• **What you need to do**:
Report every line from the material that contains the word "true".

• **The data**:
>> Start
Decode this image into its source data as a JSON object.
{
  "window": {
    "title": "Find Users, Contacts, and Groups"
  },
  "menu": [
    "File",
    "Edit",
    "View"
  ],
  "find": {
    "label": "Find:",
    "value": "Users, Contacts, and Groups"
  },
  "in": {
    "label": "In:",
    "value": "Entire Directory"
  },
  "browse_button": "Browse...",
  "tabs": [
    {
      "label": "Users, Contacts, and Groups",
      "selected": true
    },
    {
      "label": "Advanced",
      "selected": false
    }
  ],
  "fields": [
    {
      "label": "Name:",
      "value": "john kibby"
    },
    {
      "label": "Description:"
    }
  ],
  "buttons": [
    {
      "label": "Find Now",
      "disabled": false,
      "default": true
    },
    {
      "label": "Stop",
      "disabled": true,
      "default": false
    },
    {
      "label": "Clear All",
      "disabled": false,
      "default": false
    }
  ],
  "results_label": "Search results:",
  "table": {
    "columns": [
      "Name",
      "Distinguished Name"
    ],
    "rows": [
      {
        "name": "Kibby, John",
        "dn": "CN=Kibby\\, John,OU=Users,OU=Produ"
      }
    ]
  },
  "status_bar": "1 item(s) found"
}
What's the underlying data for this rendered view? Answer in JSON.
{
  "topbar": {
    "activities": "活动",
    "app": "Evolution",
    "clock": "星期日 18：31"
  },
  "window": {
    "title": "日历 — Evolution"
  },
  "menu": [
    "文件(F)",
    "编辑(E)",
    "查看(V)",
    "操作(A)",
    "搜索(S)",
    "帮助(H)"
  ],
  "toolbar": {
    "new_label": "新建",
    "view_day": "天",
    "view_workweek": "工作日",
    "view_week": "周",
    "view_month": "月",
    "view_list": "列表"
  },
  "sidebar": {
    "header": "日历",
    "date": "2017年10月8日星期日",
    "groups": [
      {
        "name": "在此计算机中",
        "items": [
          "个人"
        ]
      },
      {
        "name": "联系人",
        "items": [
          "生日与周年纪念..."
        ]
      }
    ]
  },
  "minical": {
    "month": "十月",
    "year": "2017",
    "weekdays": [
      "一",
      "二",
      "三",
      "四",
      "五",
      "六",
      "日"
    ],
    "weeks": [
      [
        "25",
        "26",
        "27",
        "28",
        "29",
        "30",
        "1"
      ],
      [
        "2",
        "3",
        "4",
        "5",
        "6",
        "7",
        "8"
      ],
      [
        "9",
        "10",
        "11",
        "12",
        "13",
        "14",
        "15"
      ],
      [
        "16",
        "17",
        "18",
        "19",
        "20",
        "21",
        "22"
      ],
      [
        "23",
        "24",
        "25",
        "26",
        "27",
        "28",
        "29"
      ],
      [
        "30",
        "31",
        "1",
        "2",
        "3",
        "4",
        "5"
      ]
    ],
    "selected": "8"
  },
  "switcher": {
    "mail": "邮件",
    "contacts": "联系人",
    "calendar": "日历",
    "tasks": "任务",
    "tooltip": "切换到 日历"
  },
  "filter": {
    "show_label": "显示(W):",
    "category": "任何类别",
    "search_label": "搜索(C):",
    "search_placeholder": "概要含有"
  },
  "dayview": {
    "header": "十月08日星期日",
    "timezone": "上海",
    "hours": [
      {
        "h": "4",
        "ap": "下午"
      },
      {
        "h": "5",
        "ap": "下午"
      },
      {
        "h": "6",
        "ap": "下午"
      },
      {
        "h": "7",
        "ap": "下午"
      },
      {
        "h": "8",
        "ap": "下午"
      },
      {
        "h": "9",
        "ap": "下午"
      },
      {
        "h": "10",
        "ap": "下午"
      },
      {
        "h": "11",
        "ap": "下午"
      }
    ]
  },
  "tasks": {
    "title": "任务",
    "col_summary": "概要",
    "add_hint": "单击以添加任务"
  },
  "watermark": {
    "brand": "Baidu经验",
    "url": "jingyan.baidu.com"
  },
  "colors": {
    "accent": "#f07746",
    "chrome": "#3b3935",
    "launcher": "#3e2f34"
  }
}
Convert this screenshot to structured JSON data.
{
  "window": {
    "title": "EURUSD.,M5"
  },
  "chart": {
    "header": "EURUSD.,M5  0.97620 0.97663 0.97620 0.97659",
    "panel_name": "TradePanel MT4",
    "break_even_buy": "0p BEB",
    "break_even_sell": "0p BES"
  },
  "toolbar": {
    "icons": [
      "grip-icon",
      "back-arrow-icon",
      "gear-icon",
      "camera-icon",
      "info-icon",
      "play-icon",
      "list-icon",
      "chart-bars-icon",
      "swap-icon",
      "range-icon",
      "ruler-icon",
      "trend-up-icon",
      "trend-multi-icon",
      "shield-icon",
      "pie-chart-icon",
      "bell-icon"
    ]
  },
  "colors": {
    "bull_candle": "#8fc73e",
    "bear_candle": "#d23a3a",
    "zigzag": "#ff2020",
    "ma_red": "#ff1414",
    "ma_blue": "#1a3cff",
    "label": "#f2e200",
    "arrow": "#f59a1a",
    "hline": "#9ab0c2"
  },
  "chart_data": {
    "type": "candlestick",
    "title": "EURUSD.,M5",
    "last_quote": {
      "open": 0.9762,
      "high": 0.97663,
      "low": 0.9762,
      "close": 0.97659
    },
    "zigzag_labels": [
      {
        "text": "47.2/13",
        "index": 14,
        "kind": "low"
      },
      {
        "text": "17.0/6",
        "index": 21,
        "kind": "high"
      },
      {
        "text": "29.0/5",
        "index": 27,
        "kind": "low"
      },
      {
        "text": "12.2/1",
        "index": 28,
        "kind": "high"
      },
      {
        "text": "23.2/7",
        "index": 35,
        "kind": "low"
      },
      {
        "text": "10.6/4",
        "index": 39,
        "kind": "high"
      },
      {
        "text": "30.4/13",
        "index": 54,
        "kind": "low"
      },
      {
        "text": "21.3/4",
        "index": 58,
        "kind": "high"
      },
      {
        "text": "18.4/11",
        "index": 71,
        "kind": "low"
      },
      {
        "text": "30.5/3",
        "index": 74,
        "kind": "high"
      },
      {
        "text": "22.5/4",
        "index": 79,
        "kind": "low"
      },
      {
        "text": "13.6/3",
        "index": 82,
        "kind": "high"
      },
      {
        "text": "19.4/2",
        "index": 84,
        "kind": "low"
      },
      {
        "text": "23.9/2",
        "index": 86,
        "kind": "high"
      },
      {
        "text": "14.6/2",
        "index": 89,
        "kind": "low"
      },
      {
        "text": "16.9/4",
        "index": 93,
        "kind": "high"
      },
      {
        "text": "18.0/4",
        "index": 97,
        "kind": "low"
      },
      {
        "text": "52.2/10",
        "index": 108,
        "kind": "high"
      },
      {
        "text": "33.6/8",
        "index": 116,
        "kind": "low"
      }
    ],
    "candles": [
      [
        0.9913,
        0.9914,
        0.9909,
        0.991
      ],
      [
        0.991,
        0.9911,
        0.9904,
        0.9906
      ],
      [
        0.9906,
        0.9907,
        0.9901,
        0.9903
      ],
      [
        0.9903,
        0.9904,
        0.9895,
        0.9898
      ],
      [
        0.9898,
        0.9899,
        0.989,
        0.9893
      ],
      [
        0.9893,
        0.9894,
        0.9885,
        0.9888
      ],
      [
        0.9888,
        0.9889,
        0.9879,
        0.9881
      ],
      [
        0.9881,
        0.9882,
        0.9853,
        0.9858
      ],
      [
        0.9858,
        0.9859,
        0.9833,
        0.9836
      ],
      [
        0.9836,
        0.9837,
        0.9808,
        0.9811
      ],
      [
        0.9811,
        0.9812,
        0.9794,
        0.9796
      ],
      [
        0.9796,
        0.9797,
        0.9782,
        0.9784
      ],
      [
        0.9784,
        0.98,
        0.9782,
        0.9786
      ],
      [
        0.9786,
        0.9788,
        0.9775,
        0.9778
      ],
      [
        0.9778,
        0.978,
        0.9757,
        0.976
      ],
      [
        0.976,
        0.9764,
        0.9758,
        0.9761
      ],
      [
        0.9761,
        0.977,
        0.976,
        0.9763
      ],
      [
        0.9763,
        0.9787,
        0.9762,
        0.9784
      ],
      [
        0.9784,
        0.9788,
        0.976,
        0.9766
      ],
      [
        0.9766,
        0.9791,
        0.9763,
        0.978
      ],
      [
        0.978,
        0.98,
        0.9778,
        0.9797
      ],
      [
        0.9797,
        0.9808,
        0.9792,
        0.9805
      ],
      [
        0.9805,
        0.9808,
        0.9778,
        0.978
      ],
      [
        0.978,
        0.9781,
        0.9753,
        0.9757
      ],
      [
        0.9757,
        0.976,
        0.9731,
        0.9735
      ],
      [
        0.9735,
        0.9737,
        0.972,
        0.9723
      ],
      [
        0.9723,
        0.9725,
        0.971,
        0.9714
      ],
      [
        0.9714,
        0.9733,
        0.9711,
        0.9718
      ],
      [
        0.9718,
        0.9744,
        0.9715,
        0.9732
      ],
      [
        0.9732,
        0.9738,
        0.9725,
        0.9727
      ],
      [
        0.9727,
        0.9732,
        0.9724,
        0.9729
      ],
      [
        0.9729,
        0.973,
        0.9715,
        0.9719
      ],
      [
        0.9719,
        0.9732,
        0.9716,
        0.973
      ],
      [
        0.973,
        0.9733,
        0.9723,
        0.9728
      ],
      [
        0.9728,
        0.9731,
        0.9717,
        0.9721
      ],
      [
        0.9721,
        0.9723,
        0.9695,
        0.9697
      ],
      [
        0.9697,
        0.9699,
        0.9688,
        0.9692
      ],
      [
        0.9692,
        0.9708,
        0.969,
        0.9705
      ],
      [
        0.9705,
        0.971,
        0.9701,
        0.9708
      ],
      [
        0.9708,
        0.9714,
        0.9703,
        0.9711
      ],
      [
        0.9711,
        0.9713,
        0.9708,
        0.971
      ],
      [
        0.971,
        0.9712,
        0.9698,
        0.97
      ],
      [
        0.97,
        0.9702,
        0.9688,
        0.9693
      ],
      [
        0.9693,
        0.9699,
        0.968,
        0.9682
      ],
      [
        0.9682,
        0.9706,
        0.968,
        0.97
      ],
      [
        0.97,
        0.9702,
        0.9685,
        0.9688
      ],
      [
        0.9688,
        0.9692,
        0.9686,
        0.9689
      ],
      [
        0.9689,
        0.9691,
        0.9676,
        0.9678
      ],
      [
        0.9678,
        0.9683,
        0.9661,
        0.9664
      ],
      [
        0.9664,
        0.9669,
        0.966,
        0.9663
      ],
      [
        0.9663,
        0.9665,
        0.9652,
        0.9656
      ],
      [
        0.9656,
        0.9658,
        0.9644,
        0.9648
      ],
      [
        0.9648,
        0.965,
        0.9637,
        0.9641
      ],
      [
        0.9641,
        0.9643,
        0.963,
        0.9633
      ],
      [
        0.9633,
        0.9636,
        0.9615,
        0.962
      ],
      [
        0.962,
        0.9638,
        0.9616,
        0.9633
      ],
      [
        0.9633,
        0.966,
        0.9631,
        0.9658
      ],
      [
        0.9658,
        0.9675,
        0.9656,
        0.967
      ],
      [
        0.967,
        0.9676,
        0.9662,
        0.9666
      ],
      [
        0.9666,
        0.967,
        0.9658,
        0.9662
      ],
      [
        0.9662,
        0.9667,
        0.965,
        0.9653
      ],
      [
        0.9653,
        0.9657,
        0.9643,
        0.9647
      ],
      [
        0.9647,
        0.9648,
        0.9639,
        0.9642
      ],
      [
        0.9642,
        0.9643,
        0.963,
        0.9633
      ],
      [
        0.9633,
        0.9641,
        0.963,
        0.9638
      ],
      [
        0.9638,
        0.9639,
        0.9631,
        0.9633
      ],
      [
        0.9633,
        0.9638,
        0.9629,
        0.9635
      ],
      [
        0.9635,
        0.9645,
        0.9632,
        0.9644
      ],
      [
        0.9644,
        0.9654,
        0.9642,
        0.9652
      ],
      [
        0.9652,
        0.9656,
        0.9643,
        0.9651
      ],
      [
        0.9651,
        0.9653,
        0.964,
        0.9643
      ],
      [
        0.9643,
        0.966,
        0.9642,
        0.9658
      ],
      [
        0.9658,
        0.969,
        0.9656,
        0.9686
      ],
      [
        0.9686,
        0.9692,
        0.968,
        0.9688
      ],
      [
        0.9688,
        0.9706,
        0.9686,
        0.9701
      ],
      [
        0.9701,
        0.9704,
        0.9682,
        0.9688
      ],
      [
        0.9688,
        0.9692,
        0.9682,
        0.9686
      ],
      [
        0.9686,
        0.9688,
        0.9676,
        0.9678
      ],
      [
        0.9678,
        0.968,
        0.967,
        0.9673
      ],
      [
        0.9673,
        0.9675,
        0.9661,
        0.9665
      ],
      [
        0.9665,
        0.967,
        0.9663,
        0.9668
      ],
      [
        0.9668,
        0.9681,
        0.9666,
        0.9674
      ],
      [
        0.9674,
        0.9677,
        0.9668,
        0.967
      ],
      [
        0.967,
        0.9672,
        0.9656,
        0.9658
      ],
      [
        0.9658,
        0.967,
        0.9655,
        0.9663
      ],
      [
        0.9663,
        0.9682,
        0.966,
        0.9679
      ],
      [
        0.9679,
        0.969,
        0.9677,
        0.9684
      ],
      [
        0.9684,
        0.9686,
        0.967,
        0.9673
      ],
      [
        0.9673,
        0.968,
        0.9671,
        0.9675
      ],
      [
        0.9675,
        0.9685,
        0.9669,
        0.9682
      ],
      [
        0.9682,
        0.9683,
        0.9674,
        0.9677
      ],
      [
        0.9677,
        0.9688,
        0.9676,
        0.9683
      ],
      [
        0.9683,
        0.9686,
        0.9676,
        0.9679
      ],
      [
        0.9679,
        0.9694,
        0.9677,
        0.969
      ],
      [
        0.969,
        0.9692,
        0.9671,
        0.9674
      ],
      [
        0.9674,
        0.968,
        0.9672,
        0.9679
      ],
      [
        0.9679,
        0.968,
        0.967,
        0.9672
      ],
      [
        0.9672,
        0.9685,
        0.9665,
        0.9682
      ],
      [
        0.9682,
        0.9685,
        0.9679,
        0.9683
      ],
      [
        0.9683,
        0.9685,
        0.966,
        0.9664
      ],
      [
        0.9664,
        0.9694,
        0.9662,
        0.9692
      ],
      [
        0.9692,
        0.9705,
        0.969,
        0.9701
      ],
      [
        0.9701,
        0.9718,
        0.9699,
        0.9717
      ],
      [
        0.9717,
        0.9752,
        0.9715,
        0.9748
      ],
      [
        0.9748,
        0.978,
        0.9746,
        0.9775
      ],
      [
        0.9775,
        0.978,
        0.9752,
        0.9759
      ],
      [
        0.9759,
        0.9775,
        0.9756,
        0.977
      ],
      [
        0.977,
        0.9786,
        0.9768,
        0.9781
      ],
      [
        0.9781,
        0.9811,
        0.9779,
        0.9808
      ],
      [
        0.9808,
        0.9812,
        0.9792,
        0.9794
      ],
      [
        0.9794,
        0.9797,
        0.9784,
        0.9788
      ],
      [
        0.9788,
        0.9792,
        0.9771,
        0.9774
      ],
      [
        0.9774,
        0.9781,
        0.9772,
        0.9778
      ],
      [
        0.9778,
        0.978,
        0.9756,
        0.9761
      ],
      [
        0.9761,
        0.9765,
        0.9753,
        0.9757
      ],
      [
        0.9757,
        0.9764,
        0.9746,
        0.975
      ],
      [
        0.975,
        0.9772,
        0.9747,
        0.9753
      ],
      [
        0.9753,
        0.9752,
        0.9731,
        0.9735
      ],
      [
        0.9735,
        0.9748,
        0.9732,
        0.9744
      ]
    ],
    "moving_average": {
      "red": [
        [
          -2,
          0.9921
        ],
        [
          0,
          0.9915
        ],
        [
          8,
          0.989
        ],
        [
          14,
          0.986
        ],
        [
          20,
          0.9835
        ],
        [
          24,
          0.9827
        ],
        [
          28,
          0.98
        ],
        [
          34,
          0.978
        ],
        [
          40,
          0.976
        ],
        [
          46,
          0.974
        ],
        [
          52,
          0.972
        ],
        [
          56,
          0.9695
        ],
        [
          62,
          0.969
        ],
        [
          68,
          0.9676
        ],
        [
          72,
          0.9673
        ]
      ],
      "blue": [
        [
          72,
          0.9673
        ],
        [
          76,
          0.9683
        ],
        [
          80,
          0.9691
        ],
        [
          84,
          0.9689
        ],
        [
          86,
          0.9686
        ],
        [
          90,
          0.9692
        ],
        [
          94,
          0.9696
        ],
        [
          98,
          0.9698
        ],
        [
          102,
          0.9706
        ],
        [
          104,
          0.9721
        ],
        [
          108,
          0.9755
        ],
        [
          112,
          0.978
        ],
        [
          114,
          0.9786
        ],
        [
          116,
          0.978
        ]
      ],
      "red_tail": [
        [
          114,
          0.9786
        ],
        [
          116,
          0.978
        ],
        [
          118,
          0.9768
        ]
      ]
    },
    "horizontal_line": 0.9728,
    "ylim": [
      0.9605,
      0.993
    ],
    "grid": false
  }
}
>> End
• **Result**:
      "selected": true
      "default": true
      "disabled": true,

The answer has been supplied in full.